§ **WHAT YOU WILL DO**
Without the pictures, can you quote each line below exactly?

§ **Excerpt from a dataset**
%%

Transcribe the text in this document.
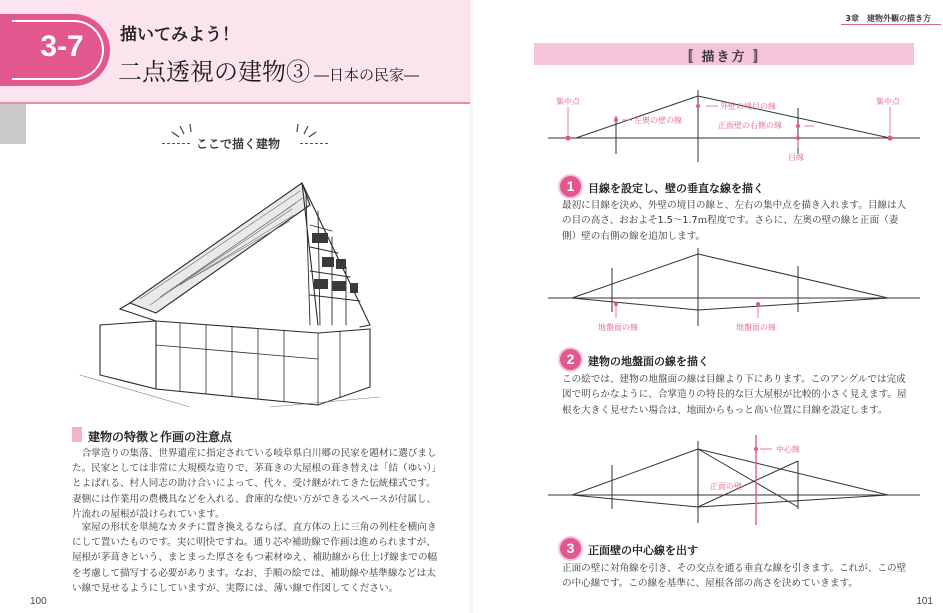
3-7	描いてみよう！
二点透視の建物③ ―日本の民家―
ここで描く建物
建物の特徴と作画の注意点

合掌造りの集落、世界遺産に指定されている岐阜県白川郷の民家を題材に選びました。民家としては非常に大規模な造りで、茅葺きの大屋根の葺き替えは「結（ゆい）」とよばれる、村人同志の助け合いによって、代々、受け継がれてきた伝統様式です。妻側には作業用の農機具などを入れる、倉庫的な使い方ができるスペースが付属し、片流れの屋根が設けられています。

家屋の形状を単純なカタチに置き換えるならば、直方体の上に三角の列柱を横向きにして置いたものです。実に明快ですね。通り芯や補助線で作画は進められますが、屋根が茅葺きという、まとまった厚さをもつ素材ゆえ、補助線から仕上げ線までの幅を考慮して描写する必要があります。なお、手順の絵では、補助線や基準線などは太い線で見せるようにしていますが、実際には、薄い線で作図してください。

100
3章　建物外観の描き方
〚 描き方 〛
集中点	集中点
外壁の境目の線
左奥の壁の線
正面壁の右側の線
目線
1	目線を設定し、壁の垂直な線を描く

最初に目線を決め、外壁の境目の線と、左右の集中点を描き入れます。目線は人の目の高さ、おおよそ1.5～1.7ｍ程度です。さらに、左奥の壁の線と正面（妻側）壁の右側の線を追加します。

地盤面の線	地盤面の線
2	建物の地盤面の線を描く

この絵では、建物の地盤面の線は目線より下にあります。このアングルでは完成図で明らかなように、合掌造りの特長的な巨大屋根が比較的小さく見えます。屋根を大きく見せたい場合は、地面からもっと高い位置に目線を設定します。

中心線
正面の壁
3	正面壁の中心線を出す

正面の壁に対角線を引き、その交点を通る垂直な線を引きます。これが、この壁の中心線です。この線を基準に、屋根各部の高さを決めていきます。

101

%%

§ **RESPONSE BELOW**
Transcribe the text in this document.
3-7	描いてみよう！
二点透視の建物③ ―日本の民家―
ここで描く建物
建物の特徴と作画の注意点

合掌造りの集落、世界遺産に指定されている岐阜県白川郷の民家を題材に選びました。民家としては非常に大規模な造りで、茅葺きの大屋根の葺き替えは「結（ゆい）」とよばれる、村人同志の助け合いによって、代々、受け継がれてきた伝統様式です。妻側には作業用の農機具などを入れる、倉庫的な使い方ができるスペースが付属し、片流れの屋根が設けられています。

家屋の形状を単純なカタチに置き換えるならば、直方体の上に三角の列柱を横向きにして置いたものです。実に明快ですね。通り芯や補助線で作画は進められますが、屋根が茅葺きという、まとまった厚さをもつ素材ゆえ、補助線から仕上げ線までの幅を考慮して描写する必要があります。なお、手順の絵では、補助線や基準線などは太い線で見せるようにしていますが、実際には、薄い線で作図してください。

100
3章　建物外観の描き方
〚 描き方 〛
集中点	集中点
外壁の境目の線
左奥の壁の線
正面壁の右側の線
目線
1	目線を設定し、壁の垂直な線を描く

最初に目線を決め、外壁の境目の線と、左右の集中点を描き入れます。目線は人の目の高さ、おおよそ1.5～1.7ｍ程度です。さらに、左奥の壁の線と正面（妻側）壁の右側の線を追加します。

地盤面の線	地盤面の線
2	建物の地盤面の線を描く

この絵では、建物の地盤面の線は目線より下にあります。このアングルでは完成図で明らかなように、合掌造りの特長的な巨大屋根が比較的小さく見えます。屋根を大きく見せたい場合は、地面からもっと高い位置に目線を設定します。

中心線
正面の壁
3	正面壁の中心線を出す

正面の壁に対角線を引き、その交点を通る垂直な線を引きます。これが、この壁の中心線です。この線を基準に、屋根各部の高さを決めていきます。

101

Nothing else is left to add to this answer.